• _Source excerpt_
↓
The only evidence offered at his trial that he had begun broadcasting from Germany while his British passport was valid was the testimony of a London police inspector who had questioned him before the war while he was an active member of the British Union of Fascists and claimed to have recognised his voice on a propaganda broadcast in the early weeks of the war (Joyce had previous convictions for assault and riotous assembly in the 1930s).

During the processing of the charges Joyce's American nationality came to light, and it seemed that he would have to be acquitted, based not upon innocence of the charges of aiding the Nazi war effort but rather upon a lack of jurisdiction; he could not be convicted of betraying a country that was not his own. He was acquitted of the first and second charges. However, the Attorney General, Sir Hartley Shawcross, successfully argued that Joyce's possession of a British passport, even though he had mis-stated his nationality to get it, entitled him (until it expired) to British diplomatic protection in Germany and therefore he owed allegiance to the King at the time he commenced working for the Germans. It was on this technicality that Joyce was convicted of the third charge and sentenced to death on 19 September 1945. His conviction was upheld by the Court of Appeal on 1 November, and by the House of Lords (on a 4-1 vote) on 13 December.
↑
• _The tasks_
A – In the trial excerpt, on what date was Joyce sentenced to death?
B – Rewrite the part of the trial excerpt between "The only evidence" and "in the 1930s).", inclusive, renaming "police inspector" as "police sergeant".
The stored records aren't needed for anything here.

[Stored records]
↓
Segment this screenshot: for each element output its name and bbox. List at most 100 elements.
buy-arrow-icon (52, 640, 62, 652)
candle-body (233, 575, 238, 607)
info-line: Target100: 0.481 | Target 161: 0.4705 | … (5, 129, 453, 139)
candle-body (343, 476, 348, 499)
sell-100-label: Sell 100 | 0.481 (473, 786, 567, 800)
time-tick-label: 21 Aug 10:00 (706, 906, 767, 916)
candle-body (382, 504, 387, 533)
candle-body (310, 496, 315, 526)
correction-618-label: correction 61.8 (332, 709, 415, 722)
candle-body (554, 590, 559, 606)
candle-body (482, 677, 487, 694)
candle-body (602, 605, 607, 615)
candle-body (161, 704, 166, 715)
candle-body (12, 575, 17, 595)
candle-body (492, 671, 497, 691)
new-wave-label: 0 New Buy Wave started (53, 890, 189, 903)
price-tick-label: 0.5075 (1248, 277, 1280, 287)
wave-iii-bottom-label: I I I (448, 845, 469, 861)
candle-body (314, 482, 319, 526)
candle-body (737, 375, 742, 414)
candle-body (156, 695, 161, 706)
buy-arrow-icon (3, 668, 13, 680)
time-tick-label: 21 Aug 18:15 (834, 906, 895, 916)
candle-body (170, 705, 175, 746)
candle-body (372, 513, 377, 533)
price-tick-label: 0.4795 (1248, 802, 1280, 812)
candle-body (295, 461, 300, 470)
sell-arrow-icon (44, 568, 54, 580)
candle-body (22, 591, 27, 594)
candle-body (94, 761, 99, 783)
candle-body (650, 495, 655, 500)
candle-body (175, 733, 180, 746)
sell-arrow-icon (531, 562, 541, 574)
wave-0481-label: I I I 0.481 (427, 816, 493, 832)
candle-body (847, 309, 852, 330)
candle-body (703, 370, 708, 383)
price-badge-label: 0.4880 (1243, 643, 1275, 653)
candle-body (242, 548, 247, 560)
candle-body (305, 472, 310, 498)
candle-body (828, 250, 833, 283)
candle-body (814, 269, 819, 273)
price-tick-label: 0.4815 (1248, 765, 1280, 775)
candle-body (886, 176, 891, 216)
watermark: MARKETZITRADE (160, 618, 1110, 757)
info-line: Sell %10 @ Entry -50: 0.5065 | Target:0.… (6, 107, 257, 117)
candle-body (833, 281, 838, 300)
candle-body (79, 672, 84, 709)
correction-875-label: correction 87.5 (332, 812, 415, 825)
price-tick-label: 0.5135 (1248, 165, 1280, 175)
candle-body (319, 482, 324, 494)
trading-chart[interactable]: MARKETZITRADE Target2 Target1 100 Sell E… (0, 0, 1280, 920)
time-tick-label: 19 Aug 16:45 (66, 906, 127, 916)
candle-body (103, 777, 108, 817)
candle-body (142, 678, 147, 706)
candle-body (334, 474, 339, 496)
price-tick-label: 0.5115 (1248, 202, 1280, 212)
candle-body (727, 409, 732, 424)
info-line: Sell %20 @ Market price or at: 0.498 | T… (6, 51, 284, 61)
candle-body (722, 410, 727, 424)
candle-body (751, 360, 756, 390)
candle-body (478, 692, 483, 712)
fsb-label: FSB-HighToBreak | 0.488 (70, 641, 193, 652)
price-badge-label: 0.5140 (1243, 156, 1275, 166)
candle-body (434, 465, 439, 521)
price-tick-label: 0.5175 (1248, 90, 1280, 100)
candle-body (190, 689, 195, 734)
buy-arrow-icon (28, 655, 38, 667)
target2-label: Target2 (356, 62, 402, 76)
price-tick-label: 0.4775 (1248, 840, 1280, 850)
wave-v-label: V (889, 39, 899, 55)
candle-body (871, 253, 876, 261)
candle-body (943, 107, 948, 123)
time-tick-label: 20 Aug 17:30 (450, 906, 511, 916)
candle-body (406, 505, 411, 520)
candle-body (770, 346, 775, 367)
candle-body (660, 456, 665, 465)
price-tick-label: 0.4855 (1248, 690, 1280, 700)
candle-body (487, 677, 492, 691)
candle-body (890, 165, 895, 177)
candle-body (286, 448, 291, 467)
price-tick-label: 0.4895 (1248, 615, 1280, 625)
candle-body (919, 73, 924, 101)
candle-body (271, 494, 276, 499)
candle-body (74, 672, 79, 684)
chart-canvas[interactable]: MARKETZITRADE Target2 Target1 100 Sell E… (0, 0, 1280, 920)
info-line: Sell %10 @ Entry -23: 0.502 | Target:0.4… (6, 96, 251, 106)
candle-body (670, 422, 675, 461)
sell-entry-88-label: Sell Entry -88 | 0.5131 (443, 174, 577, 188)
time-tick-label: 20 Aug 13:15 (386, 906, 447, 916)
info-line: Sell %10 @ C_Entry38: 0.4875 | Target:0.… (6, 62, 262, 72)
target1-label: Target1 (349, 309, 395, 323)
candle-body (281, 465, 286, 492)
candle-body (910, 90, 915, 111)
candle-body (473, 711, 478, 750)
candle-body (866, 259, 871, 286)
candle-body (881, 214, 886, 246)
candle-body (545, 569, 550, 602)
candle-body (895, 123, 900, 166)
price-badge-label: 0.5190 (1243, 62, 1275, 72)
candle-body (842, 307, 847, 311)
↑
• _Solutions to the exercise_
A – 19 September 1945

B –
The only evidence offered at his trial that he had begun broadcasting from Germany while his British passport was valid was the testimony of a London police sergeant who had questioned him before the war while he was an active member of the British Union of Fascists and claimed to have recognised his voice on a propaganda broadcast in the early weeks of the war (Joyce had previous convictions for assault and riotous assembly in the 1930s).